> [SELECTED TEXT]:
EX-99.1 2 newsrelease.htm PRESS RELEASE Colony Bankcorp, Inc. Announces Fourth Quarter Results

EXHIBIT 99.1

Colony Bankcorp, Inc. Announces Fourth Quarter Results

FITZGERALD, Ga., Jan. 22, 2010 (GLOBE NEWSWIRE) -- Colony Bankcorp, Inc. (Nasdaq:CBAN), today reported net loss available to shareholders of $14,583,000, or $(2.02) per diluted share for the fourth quarter of 2009, down from fourth quarter 2008 net loss available to shareholders of $670,000 or $(0.09) per diluted share, while the net loss available to shareholders for twelve months ended December 31, 2009 was $20,549,000, or $(2.85) per diluted share compared to net income available to shareholders for the comparable period in 2008 of $2,029,000, or $0.28 per share. The decrease in net income for both periods is primarily attributable to increased loan loss provisions and credit related charges. "We are very disappointed in our poor earnings performance during 2009, but we believe the provisions for real estate dependent and income producing real estate loans were needed to meet the continued decline in collateral values in this segment of our loan portfolio. We also strongly believe in our aggressive efforts to work through our asset problems that have developed during this challenging recessionary period. Our efforts will produce positive future results for Colony as we move through this difficult economic cycle," said Al D. Ross, President and Chief Executive Officer. In addition the Company recognized a non-cash expense for goodwill impairment of $2.4 million and realized a significant increase in FDIC insurance assessments.  Improvement in the Company's net interest income and continued favorable capital position are outweighed by continued challenges in the housing and real estate market that have impacted our credit quality and the Company's provision for loan losses. 2009 proved to be a most challenging year – not only for Colony but the entire banking industry.

Colony continues to maintain a favorable capital position, which was strengthened by the completion of the sale on January 9, 2009 of $28 million in preferred stock and warrants to the U.S. Treasury through its Capital Purchase Program ("CPP"). At December 31, 2009, the Company's tier one and total risk-based capital ratios were approximately 11.78 percent and 13.06 percent, respectively, compared to 10.80 percent and 12.06 percent, respectively, at December 31, 2008. In addition to funds from CPP providing a favorable capital base, the Company continues following the intent of CPP to extend credit as a mechanism to stimulate the economy. During fourth quarter 2009, new and renewed loan originations totaled approximately $126 million, of which $55 million represented new loan extensions either funded or committed.

> [GOALS]:
(1) Quote the passage of the press release starting at "Colony continues to" and ending at "funded or committed.".
(2) Print the lines of the entries starting at the line that contains "Patent image size: (752, 1073)." and ending at the line that contains "The magazine supporting", both included.
The press release and the entries are unrelated material.

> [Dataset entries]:
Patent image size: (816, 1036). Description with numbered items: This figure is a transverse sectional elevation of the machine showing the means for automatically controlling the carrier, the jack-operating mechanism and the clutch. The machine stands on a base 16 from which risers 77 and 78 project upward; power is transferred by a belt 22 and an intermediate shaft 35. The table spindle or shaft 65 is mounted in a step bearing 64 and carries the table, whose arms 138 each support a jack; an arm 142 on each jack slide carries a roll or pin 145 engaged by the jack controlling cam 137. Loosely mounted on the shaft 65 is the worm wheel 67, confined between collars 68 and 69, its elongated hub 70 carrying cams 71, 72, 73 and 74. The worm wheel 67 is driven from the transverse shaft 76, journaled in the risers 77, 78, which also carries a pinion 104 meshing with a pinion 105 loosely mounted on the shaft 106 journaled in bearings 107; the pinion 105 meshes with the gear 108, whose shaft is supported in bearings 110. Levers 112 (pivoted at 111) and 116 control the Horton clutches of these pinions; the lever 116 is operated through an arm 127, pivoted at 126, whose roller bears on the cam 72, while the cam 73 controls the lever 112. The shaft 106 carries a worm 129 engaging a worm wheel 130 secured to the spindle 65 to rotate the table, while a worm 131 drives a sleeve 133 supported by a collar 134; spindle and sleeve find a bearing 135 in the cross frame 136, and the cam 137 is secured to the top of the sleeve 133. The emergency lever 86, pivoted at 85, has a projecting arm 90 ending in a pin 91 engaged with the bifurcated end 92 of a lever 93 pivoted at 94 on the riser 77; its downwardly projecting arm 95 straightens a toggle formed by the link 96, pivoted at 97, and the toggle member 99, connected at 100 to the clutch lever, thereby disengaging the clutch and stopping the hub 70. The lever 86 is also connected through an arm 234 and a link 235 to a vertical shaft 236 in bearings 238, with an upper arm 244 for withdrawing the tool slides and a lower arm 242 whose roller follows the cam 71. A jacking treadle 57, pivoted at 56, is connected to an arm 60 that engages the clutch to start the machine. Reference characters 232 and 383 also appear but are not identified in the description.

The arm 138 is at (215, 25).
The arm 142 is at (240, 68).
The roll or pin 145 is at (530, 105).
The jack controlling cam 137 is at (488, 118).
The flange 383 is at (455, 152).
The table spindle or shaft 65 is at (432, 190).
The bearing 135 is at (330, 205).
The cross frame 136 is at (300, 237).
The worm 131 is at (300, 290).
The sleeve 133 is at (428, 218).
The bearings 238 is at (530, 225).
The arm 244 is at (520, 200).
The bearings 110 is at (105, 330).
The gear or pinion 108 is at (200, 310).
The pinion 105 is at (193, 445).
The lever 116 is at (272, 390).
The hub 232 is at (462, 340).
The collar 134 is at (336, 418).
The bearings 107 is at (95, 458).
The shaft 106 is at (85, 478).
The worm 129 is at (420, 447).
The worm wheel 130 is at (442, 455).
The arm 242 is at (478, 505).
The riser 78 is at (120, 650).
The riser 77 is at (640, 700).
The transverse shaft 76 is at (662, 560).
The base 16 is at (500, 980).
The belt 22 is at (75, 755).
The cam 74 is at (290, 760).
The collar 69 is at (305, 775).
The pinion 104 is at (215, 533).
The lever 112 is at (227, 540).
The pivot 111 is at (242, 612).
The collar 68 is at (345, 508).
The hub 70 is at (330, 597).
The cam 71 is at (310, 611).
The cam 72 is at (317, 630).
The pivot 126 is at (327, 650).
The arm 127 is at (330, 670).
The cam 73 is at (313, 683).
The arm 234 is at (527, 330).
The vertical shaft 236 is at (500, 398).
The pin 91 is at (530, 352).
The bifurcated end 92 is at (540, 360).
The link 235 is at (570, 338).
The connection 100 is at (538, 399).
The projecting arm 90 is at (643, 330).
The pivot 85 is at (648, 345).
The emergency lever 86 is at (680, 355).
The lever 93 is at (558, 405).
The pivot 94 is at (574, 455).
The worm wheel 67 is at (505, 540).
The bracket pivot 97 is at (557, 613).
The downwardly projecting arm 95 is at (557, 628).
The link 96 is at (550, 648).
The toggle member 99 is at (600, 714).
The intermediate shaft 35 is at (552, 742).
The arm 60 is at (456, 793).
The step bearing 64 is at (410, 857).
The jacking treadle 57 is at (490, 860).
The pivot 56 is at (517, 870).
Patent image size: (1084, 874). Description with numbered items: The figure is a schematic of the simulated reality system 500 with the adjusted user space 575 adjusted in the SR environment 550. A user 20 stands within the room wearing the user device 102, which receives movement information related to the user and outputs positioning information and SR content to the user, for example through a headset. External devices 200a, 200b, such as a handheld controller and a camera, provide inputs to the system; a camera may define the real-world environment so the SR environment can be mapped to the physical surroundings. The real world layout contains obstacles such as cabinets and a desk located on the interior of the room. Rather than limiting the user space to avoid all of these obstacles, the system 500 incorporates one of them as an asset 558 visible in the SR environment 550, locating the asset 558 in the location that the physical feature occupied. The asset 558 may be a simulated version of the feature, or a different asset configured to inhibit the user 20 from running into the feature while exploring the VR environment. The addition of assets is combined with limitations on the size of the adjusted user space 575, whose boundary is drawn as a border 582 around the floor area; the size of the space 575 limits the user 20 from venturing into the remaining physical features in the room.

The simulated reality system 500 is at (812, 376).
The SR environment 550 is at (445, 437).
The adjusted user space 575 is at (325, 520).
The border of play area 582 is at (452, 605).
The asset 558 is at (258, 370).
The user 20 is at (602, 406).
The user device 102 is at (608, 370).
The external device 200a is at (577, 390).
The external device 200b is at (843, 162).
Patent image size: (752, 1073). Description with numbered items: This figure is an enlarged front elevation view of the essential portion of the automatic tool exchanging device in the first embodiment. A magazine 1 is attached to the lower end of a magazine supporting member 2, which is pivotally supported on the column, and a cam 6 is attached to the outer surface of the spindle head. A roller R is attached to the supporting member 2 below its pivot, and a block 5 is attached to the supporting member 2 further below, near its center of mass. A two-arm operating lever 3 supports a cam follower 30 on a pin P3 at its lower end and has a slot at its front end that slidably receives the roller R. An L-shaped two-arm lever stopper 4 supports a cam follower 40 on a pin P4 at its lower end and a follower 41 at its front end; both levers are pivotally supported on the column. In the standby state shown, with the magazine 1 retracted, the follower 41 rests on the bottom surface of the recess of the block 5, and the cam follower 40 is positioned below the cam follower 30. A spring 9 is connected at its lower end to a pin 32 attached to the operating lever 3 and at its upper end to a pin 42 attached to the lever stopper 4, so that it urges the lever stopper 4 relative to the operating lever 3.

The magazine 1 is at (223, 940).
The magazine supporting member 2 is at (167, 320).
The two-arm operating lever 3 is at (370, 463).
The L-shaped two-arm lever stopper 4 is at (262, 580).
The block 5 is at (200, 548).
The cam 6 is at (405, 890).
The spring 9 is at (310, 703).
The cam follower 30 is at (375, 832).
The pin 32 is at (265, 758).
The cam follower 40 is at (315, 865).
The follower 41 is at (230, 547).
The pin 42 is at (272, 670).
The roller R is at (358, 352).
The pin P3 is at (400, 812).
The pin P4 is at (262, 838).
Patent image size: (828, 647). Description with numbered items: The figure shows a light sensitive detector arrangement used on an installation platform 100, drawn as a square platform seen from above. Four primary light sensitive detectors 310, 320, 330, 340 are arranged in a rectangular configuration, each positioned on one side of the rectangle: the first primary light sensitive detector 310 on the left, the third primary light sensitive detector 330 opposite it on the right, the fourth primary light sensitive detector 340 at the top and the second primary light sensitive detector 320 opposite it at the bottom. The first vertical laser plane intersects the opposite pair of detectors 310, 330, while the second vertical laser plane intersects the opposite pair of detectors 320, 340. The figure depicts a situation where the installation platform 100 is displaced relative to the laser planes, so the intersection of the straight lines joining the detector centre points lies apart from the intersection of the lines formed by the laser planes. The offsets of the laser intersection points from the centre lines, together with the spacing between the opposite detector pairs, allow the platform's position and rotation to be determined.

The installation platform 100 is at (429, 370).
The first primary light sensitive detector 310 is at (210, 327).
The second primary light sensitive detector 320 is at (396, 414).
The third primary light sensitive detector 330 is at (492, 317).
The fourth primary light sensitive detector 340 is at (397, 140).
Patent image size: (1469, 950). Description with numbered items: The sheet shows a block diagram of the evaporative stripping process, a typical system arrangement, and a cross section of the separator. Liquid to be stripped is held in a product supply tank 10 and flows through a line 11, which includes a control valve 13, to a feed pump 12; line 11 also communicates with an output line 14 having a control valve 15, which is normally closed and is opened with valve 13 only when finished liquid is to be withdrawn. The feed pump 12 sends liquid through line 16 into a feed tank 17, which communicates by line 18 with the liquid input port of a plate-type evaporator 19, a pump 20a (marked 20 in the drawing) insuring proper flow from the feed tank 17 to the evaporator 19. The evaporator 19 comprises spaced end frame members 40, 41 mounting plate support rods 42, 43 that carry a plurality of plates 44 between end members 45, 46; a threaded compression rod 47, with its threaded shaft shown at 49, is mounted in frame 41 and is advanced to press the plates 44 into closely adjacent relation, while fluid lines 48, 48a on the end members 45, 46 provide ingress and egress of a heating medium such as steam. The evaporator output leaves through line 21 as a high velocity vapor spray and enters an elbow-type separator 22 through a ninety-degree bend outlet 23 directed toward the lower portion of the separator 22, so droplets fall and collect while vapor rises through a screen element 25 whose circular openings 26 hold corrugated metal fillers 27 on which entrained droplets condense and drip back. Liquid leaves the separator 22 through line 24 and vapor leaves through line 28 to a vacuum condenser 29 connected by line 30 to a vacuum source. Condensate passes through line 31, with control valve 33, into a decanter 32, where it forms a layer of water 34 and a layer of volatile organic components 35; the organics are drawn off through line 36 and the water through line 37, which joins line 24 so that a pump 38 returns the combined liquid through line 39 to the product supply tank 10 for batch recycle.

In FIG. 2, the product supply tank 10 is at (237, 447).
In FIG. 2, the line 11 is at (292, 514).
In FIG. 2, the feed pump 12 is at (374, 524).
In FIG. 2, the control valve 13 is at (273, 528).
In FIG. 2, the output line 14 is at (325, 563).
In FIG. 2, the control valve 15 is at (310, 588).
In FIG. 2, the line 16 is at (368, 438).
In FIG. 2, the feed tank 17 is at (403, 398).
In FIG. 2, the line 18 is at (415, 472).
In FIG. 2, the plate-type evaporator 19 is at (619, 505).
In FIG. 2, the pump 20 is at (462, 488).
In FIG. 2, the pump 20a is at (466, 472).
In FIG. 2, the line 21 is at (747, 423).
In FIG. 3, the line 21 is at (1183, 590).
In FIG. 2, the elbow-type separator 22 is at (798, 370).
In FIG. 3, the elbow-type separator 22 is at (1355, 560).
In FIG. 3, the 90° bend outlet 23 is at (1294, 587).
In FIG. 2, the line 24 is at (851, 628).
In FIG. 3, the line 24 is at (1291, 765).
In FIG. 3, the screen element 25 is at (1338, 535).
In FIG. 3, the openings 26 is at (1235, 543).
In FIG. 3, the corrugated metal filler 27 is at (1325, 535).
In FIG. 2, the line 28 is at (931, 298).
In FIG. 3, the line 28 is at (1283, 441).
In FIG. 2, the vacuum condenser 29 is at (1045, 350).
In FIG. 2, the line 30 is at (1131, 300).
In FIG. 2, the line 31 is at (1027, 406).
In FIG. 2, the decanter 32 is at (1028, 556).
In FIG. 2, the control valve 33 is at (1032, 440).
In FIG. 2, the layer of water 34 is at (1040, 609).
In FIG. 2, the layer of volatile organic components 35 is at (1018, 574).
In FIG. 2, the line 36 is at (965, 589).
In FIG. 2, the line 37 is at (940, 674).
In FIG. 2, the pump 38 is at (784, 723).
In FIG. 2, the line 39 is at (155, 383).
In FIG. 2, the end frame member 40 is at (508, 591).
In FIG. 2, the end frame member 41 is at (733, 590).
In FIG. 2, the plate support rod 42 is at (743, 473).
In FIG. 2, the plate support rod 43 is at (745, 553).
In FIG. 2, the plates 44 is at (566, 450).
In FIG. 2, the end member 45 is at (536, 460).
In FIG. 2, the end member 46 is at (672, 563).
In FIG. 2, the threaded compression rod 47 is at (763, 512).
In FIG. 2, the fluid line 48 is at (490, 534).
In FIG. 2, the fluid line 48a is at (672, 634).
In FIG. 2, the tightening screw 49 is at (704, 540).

> [ANSWERS PER TASK]:
(1)
Colony continues to maintain a favorable capital position, which was strengthened by the completion of the sale on January 9, 2009 of $28 million in preferred stock and warrants to the U.S. Treasury through its Capital Purchase Program ("CPP"). At December 31, 2009, the Company's tier one and total risk-based capital ratios were approximately 11.78 percent and 13.06 percent, respectively, compared to 10.80 percent and 12.06 percent, respectively, at December 31, 2008. In addition to funds from CPP providing a favorable capital base, the Company continues following the intent of CPP to extend credit as a mechanism to stimulate the economy. During fourth quarter 2009, new and renewed loan originations totaled approximately $126 million, of which $55 million represented new loan extensions either funded or committed.

(2)
Patent image size: (752, 1073). Description with numbered items: This figure is an enlarged front elevation view of the essential portion of the automatic tool exchanging device in the first embodiment. A magazine 1 is attached to the lower end of a magazine supporting member 2, which is pivotally supported on the column, and a cam 6 is attached to the outer surface of the spindle head. A roller R is attached to the supporting member 2 below its pivot, and a block 5 is attached to the supporting member 2 further below, near its center of mass. A two-arm operating lever 3 supports a cam follower 30 on a pin P3 at its lower end and has a slot at its front end that slidably receives the roller R. An L-shaped two-arm lever stopper 4 supports a cam follower 40 on a pin P4 at its lower end and a follower 41 at its front end; both levers are pivotally supported on the column. In the standby state shown, with the magazine 1 retracted, the follower 41 rests on the bottom surface of the recess of the block 5, and the cam follower 40 is positioned below the cam follower 30. A spring 9 is connected at its lower end to a pin 32 attached to the operating lever 3 and at its upper end to a pin 42 attached to the lever stopper 4, so that it urges the lever stopper 4 relative to the operating lever 3.

The magazine 1 is at (223, 940).
The magazine supporting member 2 is at (167, 320).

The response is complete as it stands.